■ **Task input**:
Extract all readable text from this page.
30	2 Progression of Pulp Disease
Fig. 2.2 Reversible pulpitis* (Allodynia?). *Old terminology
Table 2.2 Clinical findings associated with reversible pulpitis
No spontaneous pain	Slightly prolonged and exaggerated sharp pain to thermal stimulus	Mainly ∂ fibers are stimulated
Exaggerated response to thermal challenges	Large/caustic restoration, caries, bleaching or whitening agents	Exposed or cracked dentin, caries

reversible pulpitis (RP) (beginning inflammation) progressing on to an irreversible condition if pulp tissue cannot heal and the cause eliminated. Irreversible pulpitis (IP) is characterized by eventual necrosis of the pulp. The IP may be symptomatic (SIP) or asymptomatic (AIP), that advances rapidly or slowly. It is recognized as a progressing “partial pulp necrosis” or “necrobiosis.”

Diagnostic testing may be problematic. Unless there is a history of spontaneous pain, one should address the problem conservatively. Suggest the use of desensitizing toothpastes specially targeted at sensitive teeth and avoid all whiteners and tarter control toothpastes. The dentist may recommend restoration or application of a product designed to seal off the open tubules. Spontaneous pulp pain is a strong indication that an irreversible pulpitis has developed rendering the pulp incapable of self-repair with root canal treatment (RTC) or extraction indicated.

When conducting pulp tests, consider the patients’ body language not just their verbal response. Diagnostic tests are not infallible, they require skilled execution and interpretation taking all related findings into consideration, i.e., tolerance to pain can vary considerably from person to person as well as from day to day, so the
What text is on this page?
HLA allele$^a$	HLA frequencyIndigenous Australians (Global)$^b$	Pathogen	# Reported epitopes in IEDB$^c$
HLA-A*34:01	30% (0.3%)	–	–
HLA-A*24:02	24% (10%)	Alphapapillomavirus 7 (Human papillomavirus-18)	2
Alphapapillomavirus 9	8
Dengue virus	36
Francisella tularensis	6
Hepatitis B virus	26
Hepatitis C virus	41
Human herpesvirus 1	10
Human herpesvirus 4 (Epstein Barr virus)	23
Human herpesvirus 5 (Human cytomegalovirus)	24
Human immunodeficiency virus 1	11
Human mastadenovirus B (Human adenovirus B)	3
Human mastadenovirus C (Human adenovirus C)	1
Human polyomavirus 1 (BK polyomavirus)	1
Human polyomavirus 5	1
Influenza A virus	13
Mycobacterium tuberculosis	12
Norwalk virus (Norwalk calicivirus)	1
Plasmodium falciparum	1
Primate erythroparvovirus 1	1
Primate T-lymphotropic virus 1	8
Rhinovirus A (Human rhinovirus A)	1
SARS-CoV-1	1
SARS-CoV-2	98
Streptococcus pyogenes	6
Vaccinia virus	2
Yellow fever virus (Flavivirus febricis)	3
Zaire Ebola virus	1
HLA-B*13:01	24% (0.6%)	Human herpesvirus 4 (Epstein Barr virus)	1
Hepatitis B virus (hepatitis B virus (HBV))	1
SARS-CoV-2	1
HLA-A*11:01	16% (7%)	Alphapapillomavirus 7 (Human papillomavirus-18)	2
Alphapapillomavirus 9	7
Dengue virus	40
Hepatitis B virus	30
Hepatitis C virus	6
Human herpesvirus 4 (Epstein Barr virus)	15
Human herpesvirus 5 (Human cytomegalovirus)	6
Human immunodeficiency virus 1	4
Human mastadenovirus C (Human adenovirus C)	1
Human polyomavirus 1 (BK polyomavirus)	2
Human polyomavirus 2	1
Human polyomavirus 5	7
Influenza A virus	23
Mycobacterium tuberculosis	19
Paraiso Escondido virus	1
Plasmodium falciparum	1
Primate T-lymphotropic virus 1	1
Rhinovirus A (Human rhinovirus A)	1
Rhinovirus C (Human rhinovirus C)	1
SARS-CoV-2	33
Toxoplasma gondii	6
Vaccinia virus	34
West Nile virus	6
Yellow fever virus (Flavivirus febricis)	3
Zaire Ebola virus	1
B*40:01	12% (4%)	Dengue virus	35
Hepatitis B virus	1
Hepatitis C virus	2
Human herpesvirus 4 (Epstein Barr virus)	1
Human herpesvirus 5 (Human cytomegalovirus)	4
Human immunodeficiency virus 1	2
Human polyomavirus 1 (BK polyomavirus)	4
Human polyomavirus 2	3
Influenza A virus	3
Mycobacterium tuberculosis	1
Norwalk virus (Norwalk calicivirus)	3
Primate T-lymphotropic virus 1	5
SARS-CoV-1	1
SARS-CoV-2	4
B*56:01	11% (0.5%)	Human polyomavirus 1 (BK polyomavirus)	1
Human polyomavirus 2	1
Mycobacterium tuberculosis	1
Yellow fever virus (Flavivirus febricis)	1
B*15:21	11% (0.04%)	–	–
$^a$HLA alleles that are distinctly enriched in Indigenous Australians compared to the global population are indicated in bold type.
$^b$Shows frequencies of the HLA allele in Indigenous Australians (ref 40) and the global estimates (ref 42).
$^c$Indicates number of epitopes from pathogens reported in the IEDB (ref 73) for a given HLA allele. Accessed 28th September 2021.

■ **Exercise details**:
Pull out all lines from the entries above that include the word "lymphotropic".

■ **Answer section**:
Primate T-lymphotropic virus 1	8
Primate T-lymphotropic virus 1	1
Primate T-lymphotropic virus 1	5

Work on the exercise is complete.